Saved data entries
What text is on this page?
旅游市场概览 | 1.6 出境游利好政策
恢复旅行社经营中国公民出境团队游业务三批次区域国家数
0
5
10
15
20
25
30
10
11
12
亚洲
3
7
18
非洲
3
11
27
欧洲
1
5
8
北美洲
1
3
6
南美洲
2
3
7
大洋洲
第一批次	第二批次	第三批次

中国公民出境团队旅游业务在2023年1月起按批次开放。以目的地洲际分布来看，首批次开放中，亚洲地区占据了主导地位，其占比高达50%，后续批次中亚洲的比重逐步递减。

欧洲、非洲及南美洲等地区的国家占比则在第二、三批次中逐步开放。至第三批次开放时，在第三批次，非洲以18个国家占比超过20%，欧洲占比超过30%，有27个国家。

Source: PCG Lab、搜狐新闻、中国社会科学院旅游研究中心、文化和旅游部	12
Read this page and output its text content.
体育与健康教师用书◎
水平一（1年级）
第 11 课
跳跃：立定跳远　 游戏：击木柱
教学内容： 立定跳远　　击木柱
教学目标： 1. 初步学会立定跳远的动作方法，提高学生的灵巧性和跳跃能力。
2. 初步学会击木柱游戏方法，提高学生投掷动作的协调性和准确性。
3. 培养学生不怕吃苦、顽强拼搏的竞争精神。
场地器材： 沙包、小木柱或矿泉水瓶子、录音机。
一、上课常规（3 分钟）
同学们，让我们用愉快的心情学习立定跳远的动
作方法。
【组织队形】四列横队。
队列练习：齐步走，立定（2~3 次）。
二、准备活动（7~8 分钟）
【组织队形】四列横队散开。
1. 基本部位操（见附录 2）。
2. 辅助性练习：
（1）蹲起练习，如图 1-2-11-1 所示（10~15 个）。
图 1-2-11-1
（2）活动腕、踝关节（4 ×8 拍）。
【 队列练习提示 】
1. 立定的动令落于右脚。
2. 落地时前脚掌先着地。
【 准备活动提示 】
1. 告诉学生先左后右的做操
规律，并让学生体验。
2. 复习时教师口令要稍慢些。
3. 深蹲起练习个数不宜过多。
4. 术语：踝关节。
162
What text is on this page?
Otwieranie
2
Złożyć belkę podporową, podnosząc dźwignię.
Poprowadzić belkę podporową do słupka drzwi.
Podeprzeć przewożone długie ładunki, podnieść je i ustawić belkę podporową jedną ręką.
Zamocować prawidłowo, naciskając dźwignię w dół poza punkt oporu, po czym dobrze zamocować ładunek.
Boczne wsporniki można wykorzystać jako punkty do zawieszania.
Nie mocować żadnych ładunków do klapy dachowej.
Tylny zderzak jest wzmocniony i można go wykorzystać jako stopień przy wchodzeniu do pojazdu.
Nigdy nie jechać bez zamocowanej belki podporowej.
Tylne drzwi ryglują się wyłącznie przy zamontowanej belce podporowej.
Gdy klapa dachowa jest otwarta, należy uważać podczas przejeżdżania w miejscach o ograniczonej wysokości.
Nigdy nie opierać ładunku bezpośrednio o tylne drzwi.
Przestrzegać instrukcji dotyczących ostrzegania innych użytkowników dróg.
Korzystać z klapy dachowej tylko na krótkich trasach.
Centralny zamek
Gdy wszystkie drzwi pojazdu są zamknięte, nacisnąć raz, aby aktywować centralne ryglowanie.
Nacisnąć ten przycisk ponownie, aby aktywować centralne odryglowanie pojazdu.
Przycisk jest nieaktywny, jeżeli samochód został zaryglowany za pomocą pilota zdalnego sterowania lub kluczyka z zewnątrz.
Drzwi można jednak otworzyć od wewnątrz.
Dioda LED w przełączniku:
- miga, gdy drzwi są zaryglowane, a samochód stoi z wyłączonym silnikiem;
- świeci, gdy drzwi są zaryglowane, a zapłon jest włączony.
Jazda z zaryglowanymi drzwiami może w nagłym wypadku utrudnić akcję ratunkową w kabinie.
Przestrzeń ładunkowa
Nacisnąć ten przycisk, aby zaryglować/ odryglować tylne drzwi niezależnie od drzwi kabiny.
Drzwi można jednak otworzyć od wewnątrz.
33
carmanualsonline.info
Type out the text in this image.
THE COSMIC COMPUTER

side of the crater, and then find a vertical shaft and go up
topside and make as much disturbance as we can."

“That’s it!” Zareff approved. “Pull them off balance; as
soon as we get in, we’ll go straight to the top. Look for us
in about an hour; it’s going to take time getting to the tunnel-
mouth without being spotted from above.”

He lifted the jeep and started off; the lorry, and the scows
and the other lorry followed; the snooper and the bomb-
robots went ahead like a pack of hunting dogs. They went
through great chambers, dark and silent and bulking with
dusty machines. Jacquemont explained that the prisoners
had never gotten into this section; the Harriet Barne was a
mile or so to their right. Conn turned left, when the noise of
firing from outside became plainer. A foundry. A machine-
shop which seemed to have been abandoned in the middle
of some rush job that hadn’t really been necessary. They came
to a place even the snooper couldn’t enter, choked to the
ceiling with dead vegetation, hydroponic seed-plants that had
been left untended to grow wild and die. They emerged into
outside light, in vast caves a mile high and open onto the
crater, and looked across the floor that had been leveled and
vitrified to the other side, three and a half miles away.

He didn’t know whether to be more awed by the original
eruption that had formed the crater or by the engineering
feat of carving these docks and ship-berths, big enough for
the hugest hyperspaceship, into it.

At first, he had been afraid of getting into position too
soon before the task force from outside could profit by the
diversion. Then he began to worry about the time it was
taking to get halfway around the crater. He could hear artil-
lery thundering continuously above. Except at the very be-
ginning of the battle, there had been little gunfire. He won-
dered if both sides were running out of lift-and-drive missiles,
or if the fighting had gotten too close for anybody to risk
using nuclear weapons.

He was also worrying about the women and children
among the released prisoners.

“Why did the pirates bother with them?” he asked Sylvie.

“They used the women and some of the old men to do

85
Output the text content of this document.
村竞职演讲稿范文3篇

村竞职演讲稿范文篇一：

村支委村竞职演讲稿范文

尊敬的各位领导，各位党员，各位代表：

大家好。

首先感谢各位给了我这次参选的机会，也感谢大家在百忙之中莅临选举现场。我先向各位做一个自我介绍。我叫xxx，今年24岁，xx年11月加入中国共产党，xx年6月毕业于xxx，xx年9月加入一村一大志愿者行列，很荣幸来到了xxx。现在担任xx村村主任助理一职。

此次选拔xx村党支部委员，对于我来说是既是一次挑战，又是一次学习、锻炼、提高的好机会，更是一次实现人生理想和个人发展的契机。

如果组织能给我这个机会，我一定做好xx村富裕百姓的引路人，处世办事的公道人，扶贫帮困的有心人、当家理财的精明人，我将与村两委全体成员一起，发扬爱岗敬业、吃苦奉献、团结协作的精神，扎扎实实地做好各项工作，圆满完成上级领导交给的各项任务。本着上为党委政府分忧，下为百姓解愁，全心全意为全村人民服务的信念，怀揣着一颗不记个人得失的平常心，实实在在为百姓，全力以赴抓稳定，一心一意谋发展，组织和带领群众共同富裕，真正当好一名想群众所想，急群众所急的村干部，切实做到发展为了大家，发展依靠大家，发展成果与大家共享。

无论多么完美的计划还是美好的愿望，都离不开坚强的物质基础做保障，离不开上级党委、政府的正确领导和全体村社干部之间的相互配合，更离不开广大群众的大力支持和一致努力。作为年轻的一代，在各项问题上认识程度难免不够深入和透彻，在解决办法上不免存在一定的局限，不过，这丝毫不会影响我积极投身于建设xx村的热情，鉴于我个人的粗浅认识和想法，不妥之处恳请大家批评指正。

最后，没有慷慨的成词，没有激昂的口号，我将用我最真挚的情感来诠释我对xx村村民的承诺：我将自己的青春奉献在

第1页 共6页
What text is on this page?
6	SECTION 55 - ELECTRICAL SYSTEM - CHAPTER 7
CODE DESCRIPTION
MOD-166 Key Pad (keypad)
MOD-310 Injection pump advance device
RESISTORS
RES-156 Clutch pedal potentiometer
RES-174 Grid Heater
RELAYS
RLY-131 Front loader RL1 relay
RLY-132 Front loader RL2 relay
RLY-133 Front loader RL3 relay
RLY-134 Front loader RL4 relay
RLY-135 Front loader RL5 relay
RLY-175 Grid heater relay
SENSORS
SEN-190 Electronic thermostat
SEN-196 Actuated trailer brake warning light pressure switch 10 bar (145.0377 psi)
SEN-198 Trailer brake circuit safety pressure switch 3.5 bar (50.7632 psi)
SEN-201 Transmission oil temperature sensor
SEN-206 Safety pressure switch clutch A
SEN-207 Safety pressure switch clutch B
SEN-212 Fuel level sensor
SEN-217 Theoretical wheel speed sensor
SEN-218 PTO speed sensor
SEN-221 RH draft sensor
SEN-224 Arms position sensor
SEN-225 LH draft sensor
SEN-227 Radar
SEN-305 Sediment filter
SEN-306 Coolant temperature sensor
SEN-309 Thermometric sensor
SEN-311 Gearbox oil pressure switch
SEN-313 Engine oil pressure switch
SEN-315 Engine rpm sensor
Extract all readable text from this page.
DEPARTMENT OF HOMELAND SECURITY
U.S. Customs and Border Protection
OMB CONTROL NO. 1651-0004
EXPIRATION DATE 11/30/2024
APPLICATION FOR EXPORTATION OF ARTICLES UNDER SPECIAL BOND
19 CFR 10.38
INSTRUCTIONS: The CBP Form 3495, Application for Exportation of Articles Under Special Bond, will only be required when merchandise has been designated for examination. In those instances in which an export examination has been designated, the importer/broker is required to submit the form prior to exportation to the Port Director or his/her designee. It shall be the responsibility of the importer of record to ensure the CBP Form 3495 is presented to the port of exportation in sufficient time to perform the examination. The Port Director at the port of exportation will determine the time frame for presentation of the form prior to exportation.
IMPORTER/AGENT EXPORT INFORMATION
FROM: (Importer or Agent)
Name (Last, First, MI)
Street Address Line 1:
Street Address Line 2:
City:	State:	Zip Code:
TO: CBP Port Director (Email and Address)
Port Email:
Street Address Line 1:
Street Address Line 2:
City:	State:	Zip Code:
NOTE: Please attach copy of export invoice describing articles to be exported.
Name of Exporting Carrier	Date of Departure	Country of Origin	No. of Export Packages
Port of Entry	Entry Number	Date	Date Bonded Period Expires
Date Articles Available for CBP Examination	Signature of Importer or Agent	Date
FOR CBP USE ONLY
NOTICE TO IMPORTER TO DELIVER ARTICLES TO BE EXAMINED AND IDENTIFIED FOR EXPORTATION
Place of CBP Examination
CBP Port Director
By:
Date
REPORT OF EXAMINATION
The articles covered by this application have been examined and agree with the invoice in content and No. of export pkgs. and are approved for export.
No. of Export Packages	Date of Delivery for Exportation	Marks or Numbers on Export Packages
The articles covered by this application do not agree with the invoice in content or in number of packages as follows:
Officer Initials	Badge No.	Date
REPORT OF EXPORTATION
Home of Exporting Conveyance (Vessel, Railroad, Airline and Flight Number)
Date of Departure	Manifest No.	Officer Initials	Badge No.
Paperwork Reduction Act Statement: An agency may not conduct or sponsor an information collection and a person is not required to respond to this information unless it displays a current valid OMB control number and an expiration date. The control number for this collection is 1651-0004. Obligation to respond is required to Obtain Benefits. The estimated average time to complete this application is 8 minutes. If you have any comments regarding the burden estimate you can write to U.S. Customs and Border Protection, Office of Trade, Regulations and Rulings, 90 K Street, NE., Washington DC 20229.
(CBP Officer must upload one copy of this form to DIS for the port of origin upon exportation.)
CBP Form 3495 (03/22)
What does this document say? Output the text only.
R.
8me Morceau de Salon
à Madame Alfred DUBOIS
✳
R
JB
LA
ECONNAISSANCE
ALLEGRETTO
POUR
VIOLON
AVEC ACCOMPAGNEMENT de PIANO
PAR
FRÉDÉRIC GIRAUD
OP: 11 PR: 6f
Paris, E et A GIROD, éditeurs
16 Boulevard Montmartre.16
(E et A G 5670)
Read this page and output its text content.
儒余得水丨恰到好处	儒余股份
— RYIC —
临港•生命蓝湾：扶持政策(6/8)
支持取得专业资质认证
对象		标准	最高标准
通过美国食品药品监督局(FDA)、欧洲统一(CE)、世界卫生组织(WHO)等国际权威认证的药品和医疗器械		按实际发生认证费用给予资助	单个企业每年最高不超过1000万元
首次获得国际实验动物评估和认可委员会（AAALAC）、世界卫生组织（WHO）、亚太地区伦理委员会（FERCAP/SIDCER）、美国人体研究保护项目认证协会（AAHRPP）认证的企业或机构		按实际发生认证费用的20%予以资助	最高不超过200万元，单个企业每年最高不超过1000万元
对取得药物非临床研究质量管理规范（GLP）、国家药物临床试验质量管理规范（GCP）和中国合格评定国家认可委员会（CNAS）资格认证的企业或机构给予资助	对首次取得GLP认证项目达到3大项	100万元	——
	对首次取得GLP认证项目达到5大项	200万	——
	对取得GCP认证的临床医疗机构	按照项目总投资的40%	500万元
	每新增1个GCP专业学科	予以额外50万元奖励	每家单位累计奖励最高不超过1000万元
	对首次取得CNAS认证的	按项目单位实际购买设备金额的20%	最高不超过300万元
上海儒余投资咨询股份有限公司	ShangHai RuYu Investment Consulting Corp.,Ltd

What the exercise asks: From the records above, copy every line that holds the word "temperature".

Right answer:
SEN-201 Transmission oil temperature sensor
SEN-306 Coolant temperature sensor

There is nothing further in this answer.